Given instruction.
Scan the lines below; pull out those with "your".

(Saved entries)
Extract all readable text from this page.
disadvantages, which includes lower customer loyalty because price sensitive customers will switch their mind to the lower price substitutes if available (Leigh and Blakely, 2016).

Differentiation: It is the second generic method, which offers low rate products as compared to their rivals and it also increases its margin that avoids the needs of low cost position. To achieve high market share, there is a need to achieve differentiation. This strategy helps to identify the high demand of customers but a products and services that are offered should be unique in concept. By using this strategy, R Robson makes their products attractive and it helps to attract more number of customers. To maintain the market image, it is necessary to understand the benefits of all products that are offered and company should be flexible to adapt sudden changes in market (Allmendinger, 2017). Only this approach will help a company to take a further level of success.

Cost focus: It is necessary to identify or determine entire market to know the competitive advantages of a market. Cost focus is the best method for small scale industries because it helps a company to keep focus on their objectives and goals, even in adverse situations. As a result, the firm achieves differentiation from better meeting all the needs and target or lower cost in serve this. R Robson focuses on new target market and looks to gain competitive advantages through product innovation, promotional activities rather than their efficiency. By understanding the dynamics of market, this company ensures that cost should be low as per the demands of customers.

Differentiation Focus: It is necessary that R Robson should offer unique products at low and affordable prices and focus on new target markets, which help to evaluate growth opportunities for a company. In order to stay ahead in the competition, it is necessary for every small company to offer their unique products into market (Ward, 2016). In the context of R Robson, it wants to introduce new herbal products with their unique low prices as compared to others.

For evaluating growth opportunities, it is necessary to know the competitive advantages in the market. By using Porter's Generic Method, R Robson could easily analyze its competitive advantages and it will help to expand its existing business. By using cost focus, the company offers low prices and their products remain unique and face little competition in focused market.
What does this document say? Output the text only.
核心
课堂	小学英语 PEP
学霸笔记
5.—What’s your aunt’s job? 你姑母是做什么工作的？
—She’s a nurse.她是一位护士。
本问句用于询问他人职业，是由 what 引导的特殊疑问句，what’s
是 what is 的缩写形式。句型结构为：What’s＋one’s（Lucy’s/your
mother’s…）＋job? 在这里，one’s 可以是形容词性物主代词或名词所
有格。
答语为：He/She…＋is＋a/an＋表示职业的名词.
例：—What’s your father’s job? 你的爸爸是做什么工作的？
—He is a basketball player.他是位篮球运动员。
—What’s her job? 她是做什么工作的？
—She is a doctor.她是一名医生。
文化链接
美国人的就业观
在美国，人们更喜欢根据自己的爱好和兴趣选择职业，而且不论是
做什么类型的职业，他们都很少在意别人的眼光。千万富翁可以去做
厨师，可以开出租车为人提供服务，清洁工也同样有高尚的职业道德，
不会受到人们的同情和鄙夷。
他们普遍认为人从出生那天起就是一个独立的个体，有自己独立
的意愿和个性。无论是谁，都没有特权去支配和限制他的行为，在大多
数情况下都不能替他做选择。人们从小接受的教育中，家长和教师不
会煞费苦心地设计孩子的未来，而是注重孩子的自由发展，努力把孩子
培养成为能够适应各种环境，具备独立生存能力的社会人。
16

Problem solution.
5.—What’s your aunt’s job? 你姑母是做什么工作的？
是 what is 的缩写形式。句型结构为：What’s＋one’s（Lucy’s/your
例：—What’s your father’s job? 你的爸爸是做什么工作的？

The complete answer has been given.